Extract to read:
Because the previous structures on that tract pre-date the state’s stormwater rules, there were no controls.
“It’s a terrible hole in the law,” Tursi said. “We (the federation) complained about it at the time … and Swansboro is seeing the result with this McDonald’s.”
The new stormwater rules are a vast improvement over the flawed regulations that the state first devised in the 1980s, Tursi said. But new rules only apply to new development, he noted. They’re not retroactive.
“If we are truly serious about getting a handle on the bacterial pollution that is plaguing rivers like the White Oak… if we are going to improve the quality of failing water bodies as state and federal laws require… then we are going to have to do something about existing development,” he said.
When it became clear in October that there was no real plan for stormwater treatment at the proposed McDonald’s, the planning board – which is only an advisory board – urged the developer to do more, according to Turner.
“The board actually recommended to them to reconsider … either more pervious surface or landscaping,” she said.
No vote was taken in October, and Otten came back in November with a plan to capture runoff from about 44 percent of the tract, according to the minutes from the meeting.

Work task 1:
In two sentences, what does the stormwater excerpt report?
Work task 2:
Could you set down everything in the stormwater excerpt from "When it became" down to "according to Turner.", word for word?

Record extracts:
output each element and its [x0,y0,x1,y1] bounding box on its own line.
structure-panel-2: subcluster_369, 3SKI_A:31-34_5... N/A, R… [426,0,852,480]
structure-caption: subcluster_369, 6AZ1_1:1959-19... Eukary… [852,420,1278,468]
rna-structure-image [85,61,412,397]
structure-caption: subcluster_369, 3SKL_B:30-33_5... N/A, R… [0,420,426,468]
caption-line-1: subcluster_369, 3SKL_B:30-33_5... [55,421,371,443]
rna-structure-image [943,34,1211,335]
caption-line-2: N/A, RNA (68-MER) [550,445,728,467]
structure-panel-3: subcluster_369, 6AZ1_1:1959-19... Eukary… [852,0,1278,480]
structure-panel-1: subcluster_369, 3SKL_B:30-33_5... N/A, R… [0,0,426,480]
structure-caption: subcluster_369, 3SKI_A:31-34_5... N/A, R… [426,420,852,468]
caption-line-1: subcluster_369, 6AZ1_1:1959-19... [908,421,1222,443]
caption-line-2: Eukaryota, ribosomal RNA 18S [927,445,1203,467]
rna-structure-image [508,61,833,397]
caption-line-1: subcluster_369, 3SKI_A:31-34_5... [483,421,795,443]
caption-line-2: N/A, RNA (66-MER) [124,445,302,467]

Exercise answer 1:
The older structures on the McDonald's tract predate the state's stormwater rules, so the site had no controls, a gap Tursi calls "a terrible hole in the law" because the improved rules apply only to new development and are not retroactive. After the advisory planning board urged the developer in October to do more, Otten came back in November with a plan to capture runoff from about 44 percent of the tract.

Exercise answer 2:
When it became clear in October that there was no real plan for stormwater treatment at the proposed McDonald’s, the planning board – which is only an advisory board – urged the developer to do more, according to Turner.